## SUPPLIED ENTRIES:

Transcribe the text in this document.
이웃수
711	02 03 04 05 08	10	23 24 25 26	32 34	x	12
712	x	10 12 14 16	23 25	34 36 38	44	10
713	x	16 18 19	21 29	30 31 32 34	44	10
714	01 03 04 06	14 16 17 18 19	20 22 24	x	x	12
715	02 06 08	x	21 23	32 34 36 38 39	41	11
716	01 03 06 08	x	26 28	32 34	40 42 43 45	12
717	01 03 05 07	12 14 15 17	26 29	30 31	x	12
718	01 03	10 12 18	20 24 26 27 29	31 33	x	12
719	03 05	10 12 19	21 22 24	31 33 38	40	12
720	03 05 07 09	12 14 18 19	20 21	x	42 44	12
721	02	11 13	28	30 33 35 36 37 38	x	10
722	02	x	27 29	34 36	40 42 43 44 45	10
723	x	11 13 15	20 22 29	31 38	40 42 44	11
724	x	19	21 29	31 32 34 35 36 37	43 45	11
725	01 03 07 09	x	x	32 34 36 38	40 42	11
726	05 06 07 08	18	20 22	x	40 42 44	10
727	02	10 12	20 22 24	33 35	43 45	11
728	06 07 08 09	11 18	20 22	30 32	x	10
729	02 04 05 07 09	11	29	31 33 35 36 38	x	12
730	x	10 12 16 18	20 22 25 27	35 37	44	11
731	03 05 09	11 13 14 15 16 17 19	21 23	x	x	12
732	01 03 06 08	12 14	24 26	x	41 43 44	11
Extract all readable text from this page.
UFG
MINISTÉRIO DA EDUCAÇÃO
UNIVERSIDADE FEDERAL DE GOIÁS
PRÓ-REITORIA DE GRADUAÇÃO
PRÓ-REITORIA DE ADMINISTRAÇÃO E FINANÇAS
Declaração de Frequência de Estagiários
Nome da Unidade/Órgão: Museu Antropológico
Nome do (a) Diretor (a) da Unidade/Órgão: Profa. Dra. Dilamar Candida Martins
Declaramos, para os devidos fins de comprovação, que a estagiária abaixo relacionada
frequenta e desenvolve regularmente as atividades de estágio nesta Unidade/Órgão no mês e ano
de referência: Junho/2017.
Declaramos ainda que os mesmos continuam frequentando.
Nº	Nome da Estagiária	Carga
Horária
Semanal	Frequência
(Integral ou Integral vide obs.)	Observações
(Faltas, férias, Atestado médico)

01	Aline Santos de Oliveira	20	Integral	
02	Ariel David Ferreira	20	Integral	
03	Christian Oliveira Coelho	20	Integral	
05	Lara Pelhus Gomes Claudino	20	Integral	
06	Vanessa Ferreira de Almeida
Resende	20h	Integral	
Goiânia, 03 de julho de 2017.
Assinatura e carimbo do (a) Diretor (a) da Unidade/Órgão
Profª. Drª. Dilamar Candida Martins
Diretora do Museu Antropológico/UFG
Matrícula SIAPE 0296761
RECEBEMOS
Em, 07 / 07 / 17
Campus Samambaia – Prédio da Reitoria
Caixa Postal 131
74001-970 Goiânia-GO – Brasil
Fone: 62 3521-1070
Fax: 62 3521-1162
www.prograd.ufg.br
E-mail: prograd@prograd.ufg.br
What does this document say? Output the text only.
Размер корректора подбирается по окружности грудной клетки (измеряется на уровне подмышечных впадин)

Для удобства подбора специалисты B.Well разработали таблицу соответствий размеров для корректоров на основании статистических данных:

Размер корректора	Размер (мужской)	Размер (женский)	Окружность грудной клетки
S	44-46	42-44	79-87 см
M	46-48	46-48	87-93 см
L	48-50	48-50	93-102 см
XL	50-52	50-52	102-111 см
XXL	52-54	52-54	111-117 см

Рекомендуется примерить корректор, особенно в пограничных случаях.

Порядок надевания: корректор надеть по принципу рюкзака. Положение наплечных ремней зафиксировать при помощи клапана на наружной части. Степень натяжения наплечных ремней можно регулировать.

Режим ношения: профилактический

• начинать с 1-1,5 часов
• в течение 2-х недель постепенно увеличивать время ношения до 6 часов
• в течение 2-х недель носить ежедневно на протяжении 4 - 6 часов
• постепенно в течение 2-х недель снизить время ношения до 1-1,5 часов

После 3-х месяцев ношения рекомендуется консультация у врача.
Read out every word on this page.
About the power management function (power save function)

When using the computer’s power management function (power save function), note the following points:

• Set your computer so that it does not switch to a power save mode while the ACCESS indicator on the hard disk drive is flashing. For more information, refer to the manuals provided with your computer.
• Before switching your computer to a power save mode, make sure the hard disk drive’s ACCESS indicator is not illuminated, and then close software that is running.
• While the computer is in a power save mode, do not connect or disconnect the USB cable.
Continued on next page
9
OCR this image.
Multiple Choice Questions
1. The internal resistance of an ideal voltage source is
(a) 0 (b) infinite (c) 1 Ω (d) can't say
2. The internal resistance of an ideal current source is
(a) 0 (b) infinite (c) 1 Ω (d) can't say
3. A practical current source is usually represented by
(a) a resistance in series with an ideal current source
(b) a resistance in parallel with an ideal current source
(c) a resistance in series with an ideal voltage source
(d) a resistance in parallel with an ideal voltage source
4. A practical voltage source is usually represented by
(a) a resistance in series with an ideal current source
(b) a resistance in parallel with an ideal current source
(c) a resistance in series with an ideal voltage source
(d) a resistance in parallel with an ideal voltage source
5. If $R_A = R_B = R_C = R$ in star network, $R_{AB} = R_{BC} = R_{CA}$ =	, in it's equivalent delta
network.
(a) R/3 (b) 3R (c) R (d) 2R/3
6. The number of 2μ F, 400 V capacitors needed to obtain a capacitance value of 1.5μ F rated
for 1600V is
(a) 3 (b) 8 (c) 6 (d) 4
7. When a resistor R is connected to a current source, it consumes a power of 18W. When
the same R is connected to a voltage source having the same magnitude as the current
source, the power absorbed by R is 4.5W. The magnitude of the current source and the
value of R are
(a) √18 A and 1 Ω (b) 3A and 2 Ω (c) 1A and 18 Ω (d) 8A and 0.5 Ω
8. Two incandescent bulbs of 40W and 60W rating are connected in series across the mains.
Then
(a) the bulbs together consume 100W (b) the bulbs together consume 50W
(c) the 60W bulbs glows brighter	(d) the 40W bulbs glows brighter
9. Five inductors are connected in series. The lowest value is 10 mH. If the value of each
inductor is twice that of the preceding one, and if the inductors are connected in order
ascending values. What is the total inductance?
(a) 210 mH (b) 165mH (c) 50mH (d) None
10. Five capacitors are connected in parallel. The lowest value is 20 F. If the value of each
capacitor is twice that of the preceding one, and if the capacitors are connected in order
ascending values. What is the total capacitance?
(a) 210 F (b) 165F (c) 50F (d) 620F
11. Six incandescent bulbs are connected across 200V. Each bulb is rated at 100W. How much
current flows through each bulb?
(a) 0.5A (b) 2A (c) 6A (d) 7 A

## TASK DETAILS:
Write the material out exactly, with nothing left out.

## TASK RESULT:
Transcribe the text in this document.
이웃수
711	02 03 04 05 08	10	23 24 25 26	32 34	x	12
712	x	10 12 14 16	23 25	34 36 38	44	10
713	x	16 18 19	21 29	30 31 32 34	44	10
714	01 03 04 06	14 16 17 18 19	20 22 24	x	x	12
715	02 06 08	x	21 23	32 34 36 38 39	41	11
716	01 03 06 08	x	26 28	32 34	40 42 43 45	12
717	01 03 05 07	12 14 15 17	26 29	30 31	x	12
718	01 03	10 12 18	20 24 26 27 29	31 33	x	12
719	03 05	10 12 19	21 22 24	31 33 38	40	12
720	03 05 07 09	12 14 18 19	20 21	x	42 44	12
721	02	11 13	28	30 33 35 36 37 38	x	10
722	02	x	27 29	34 36	40 42 43 44 45	10
723	x	11 13 15	20 22 29	31 38	40 42 44	11
724	x	19	21 29	31 32 34 35 36 37	43 45	11
725	01 03 07 09	x	x	32 34 36 38	40 42	11
726	05 06 07 08	18	20 22	x	40 42 44	10
727	02	10 12	20 22 24	33 35	43 45	11
728	06 07 08 09	11 18	20 22	30 32	x	10
729	02 04 05 07 09	11	29	31 33 35 36 38	x	12
730	x	10 12 16 18	20 22 25 27	35 37	44	11
731	03 05 09	11 13 14 15 16 17 19	21 23	x	x	12
732	01 03 06 08	12 14	24 26	x	41 43 44	11
Extract all readable text from this page.
UFG
MINISTÉRIO DA EDUCAÇÃO
UNIVERSIDADE FEDERAL DE GOIÁS
PRÓ-REITORIA DE GRADUAÇÃO
PRÓ-REITORIA DE ADMINISTRAÇÃO E FINANÇAS
Declaração de Frequência de Estagiários
Nome da Unidade/Órgão: Museu Antropológico
Nome do (a) Diretor (a) da Unidade/Órgão: Profa. Dra. Dilamar Candida Martins
Declaramos, para os devidos fins de comprovação, que a estagiária abaixo relacionada
frequenta e desenvolve regularmente as atividades de estágio nesta Unidade/Órgão no mês e ano
de referência: Junho/2017.
Declaramos ainda que os mesmos continuam frequentando.
Nº	Nome da Estagiária	Carga
Horária
Semanal	Frequência
(Integral ou Integral vide obs.)	Observações
(Faltas, férias, Atestado médico)

01	Aline Santos de Oliveira	20	Integral	
02	Ariel David Ferreira	20	Integral	
03	Christian Oliveira Coelho	20	Integral	
05	Lara Pelhus Gomes Claudino	20	Integral	
06	Vanessa Ferreira de Almeida
Resende	20h	Integral	
Goiânia, 03 de julho de 2017.
Assinatura e carimbo do (a) Diretor (a) da Unidade/Órgão
Profª. Drª. Dilamar Candida Martins
Diretora do Museu Antropológico/UFG
Matrícula SIAPE 0296761
RECEBEMOS
Em, 07 / 07 / 17
Campus Samambaia – Prédio da Reitoria
Caixa Postal 131
74001-970 Goiânia-GO – Brasil
Fone: 62 3521-1070
Fax: 62 3521-1162
www.prograd.ufg.br
E-mail: prograd@prograd.ufg.br
What does this document say? Output the text only.
Размер корректора подбирается по окружности грудной клетки (измеряется на уровне подмышечных впадин)

Для удобства подбора специалисты B.Well разработали таблицу соответствий размеров для корректоров на основании статистических данных:

Размер корректора	Размер (мужской)	Размер (женский)	Окружность грудной клетки
S	44-46	42-44	79-87 см
M	46-48	46-48	87-93 см
L	48-50	48-50	93-102 см
XL	50-52	50-52	102-111 см
XXL	52-54	52-54	111-117 см

Рекомендуется примерить корректор, особенно в пограничных случаях.

Порядок надевания: корректор надеть по принципу рюкзака. Положение наплечных ремней зафиксировать при помощи клапана на наружной части. Степень натяжения наплечных ремней можно регулировать.

Режим ношения: профилактический

• начинать с 1-1,5 часов
• в течение 2-х недель постепенно увеличивать время ношения до 6 часов
• в течение 2-х недель носить ежедневно на протяжении 4 - 6 часов
• постепенно в течение 2-х недель снизить время ношения до 1-1,5 часов

После 3-х месяцев ношения рекомендуется консультация у врача.
Read out every word on this page.
About the power management function (power save function)

When using the computer’s power management function (power save function), note the following points:

• Set your computer so that it does not switch to a power save mode while the ACCESS indicator on the hard disk drive is flashing. For more information, refer to the manuals provided with your computer.
• Before switching your computer to a power save mode, make sure the hard disk drive’s ACCESS indicator is not illuminated, and then close software that is running.
• While the computer is in a power save mode, do not connect or disconnect the USB cable.
Continued on next page
9
OCR this image.
Multiple Choice Questions
1. The internal resistance of an ideal voltage source is
(a) 0 (b) infinite (c) 1 Ω (d) can't say
2. The internal resistance of an ideal current source is
(a) 0 (b) infinite (c) 1 Ω (d) can't say
3. A practical current source is usually represented by
(a) a resistance in series with an ideal current source
(b) a resistance in parallel with an ideal current source
(c) a resistance in series with an ideal voltage source
(d) a resistance in parallel with an ideal voltage source
4. A practical voltage source is usually represented by
(a) a resistance in series with an ideal current source
(b) a resistance in parallel with an ideal current source
(c) a resistance in series with an ideal voltage source
(d) a resistance in parallel with an ideal voltage source
5. If $R_A = R_B = R_C = R$ in star network, $R_{AB} = R_{BC} = R_{CA}$ =	, in it's equivalent delta
network.
(a) R/3 (b) 3R (c) R (d) 2R/3
6. The number of 2μ F, 400 V capacitors needed to obtain a capacitance value of 1.5μ F rated
for 1600V is
(a) 3 (b) 8 (c) 6 (d) 4
7. When a resistor R is connected to a current source, it consumes a power of 18W. When
the same R is connected to a voltage source having the same magnitude as the current
source, the power absorbed by R is 4.5W. The magnitude of the current source and the
value of R are
(a) √18 A and 1 Ω (b) 3A and 2 Ω (c) 1A and 18 Ω (d) 8A and 0.5 Ω
8. Two incandescent bulbs of 40W and 60W rating are connected in series across the mains.
Then
(a) the bulbs together consume 100W (b) the bulbs together consume 50W
(c) the 60W bulbs glows brighter	(d) the 40W bulbs glows brighter
9. Five inductors are connected in series. The lowest value is 10 mH. If the value of each
inductor is twice that of the preceding one, and if the inductors are connected in order
ascending values. What is the total inductance?
(a) 210 mH (b) 165mH (c) 50mH (d) None
10. Five capacitors are connected in parallel. The lowest value is 20 F. If the value of each
capacitor is twice that of the preceding one, and if the capacitors are connected in order
ascending values. What is the total capacitance?
(a) 210 F (b) 165F (c) 50F (d) 620F
11. Six incandescent bulbs are connected across 200V. Each bulb is rated at 100W. How much
current flows through each bulb?
(a) 0.5A (b) 2A (c) 6A (d) 7 A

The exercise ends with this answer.